[Element box annotations]
══════════
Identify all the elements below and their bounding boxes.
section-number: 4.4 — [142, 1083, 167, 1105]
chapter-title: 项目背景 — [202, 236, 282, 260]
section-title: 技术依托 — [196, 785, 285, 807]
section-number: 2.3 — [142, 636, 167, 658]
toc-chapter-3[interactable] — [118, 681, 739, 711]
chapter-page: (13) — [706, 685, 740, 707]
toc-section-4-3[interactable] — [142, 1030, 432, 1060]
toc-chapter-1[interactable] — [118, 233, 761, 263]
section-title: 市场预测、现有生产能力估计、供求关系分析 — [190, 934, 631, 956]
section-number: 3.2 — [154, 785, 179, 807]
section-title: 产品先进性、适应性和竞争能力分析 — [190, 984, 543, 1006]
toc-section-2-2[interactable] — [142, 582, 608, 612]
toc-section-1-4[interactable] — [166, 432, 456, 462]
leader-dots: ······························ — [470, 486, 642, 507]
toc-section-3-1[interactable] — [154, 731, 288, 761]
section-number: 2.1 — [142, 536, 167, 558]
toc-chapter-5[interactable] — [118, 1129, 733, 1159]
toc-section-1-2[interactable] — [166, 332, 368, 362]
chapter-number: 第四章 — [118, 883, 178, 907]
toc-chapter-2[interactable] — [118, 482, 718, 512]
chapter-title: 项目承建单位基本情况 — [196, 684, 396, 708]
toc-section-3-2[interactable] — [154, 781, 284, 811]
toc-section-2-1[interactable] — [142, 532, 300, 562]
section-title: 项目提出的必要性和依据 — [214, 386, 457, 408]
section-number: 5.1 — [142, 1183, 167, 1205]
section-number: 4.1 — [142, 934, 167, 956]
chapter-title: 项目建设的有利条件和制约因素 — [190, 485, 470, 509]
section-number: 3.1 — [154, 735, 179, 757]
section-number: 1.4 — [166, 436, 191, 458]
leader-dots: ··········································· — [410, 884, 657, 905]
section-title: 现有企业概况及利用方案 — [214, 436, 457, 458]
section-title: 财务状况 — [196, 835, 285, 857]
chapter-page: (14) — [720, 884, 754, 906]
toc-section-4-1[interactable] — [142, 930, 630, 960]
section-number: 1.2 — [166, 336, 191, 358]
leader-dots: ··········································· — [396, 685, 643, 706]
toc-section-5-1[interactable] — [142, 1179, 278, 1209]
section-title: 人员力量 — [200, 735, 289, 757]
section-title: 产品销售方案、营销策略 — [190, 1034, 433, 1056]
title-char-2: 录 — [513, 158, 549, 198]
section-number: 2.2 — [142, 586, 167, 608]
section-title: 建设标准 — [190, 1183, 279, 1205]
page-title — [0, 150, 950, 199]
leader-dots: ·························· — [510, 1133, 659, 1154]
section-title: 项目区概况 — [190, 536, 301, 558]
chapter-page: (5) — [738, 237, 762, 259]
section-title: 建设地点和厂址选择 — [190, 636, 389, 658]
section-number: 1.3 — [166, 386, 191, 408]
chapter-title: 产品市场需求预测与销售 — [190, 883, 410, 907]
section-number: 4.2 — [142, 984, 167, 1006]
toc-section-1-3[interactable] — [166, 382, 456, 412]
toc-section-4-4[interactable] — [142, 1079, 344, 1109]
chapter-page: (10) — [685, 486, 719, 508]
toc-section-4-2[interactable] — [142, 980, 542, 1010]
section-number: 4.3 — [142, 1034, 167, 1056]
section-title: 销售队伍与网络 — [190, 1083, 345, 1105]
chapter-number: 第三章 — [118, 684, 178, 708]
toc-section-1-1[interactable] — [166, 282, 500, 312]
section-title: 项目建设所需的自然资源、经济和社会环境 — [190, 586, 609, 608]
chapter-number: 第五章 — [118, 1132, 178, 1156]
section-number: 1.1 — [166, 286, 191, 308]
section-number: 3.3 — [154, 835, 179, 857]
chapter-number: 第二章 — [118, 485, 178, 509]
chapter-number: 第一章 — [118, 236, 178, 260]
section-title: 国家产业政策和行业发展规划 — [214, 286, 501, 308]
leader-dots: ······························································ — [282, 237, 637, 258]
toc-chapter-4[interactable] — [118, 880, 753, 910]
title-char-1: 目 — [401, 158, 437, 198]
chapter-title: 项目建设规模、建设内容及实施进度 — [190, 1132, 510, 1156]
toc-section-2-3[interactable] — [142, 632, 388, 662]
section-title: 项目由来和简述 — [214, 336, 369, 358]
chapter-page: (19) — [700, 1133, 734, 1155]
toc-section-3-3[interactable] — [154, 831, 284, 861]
══════════
### Written task
Update the items by changing every "leader-dots" to "dot-leader" and leaving everything else unchanged.

### Result of this exercise
Identify all the elements below and their bounding boxes.
section-number: 4.4 — [142, 1083, 167, 1105]
chapter-title: 项目背景 — [202, 236, 282, 260]
section-title: 技术依托 — [196, 785, 285, 807]
section-number: 2.3 — [142, 636, 167, 658]
toc-chapter-3[interactable] — [118, 681, 739, 711]
chapter-page: (13) — [706, 685, 740, 707]
toc-section-4-3[interactable] — [142, 1030, 432, 1060]
toc-chapter-1[interactable] — [118, 233, 761, 263]
section-title: 市场预测、现有生产能力估计、供求关系分析 — [190, 934, 631, 956]
section-number: 3.2 — [154, 785, 179, 807]
section-title: 产品先进性、适应性和竞争能力分析 — [190, 984, 543, 1006]
toc-section-2-2[interactable] — [142, 582, 608, 612]
toc-section-1-4[interactable] — [166, 432, 456, 462]
dot-leader: ······························ — [470, 486, 642, 507]
toc-section-3-1[interactable] — [154, 731, 288, 761]
section-number: 2.1 — [142, 536, 167, 558]
toc-chapter-5[interactable] — [118, 1129, 733, 1159]
toc-section-1-2[interactable] — [166, 332, 368, 362]
chapter-number: 第四章 — [118, 883, 178, 907]
toc-chapter-2[interactable] — [118, 482, 718, 512]
chapter-title: 项目承建单位基本情况 — [196, 684, 396, 708]
toc-section-3-2[interactable] — [154, 781, 284, 811]
toc-section-2-1[interactable] — [142, 532, 300, 562]
section-title: 项目提出的必要性和依据 — [214, 386, 457, 408]
section-number: 5.1 — [142, 1183, 167, 1205]
section-number: 4.1 — [142, 934, 167, 956]
chapter-title: 项目建设的有利条件和制约因素 — [190, 485, 470, 509]
section-number: 3.1 — [154, 735, 179, 757]
section-number: 1.4 — [166, 436, 191, 458]
dot-leader: ··········································· — [410, 884, 657, 905]
section-title: 现有企业概况及利用方案 — [214, 436, 457, 458]
section-title: 财务状况 — [196, 835, 285, 857]
chapter-page: (14) — [720, 884, 754, 906]
toc-section-4-1[interactable] — [142, 930, 630, 960]
section-number: 1.2 — [166, 336, 191, 358]
dot-leader: ··········································· — [396, 685, 643, 706]
toc-section-5-1[interactable] — [142, 1179, 278, 1209]
section-title: 人员力量 — [200, 735, 289, 757]
section-title: 产品销售方案、营销策略 — [190, 1034, 433, 1056]
title-char-2: 录 — [513, 158, 549, 198]
section-number: 2.2 — [142, 586, 167, 608]
section-title: 建设标准 — [190, 1183, 279, 1205]
page-title — [0, 150, 950, 199]
dot-leader: ·························· — [510, 1133, 659, 1154]
section-title: 项目区概况 — [190, 536, 301, 558]
chapter-page: (5) — [738, 237, 762, 259]
section-title: 建设地点和厂址选择 — [190, 636, 389, 658]
section-number: 1.3 — [166, 386, 191, 408]
chapter-title: 产品市场需求预测与销售 — [190, 883, 410, 907]
section-number: 4.2 — [142, 984, 167, 1006]
toc-section-1-3[interactable] — [166, 382, 456, 412]
toc-section-4-4[interactable] — [142, 1079, 344, 1109]
chapter-page: (10) — [685, 486, 719, 508]
toc-section-4-2[interactable] — [142, 980, 542, 1010]
section-number: 4.3 — [142, 1034, 167, 1056]
section-title: 销售队伍与网络 — [190, 1083, 345, 1105]
chapter-number: 第三章 — [118, 684, 178, 708]
toc-section-1-1[interactable] — [166, 282, 500, 312]
section-title: 项目建设所需的自然资源、经济和社会环境 — [190, 586, 609, 608]
chapter-number: 第五章 — [118, 1132, 178, 1156]
section-number: 1.1 — [166, 286, 191, 308]
section-number: 3.3 — [154, 835, 179, 857]
chapter-number: 第二章 — [118, 485, 178, 509]
chapter-number: 第一章 — [118, 236, 178, 260]
section-title: 国家产业政策和行业发展规划 — [214, 286, 501, 308]
dot-leader: ······························································ — [282, 237, 637, 258]
toc-chapter-4[interactable] — [118, 880, 753, 910]
title-char-1: 目 — [401, 158, 437, 198]
chapter-title: 项目建设规模、建设内容及实施进度 — [190, 1132, 510, 1156]
toc-section-2-3[interactable] — [142, 632, 388, 662]
section-title: 项目由来和简述 — [214, 336, 369, 358]
chapter-page: (19) — [700, 1133, 734, 1155]
toc-section-3-3[interactable] — [154, 831, 284, 861]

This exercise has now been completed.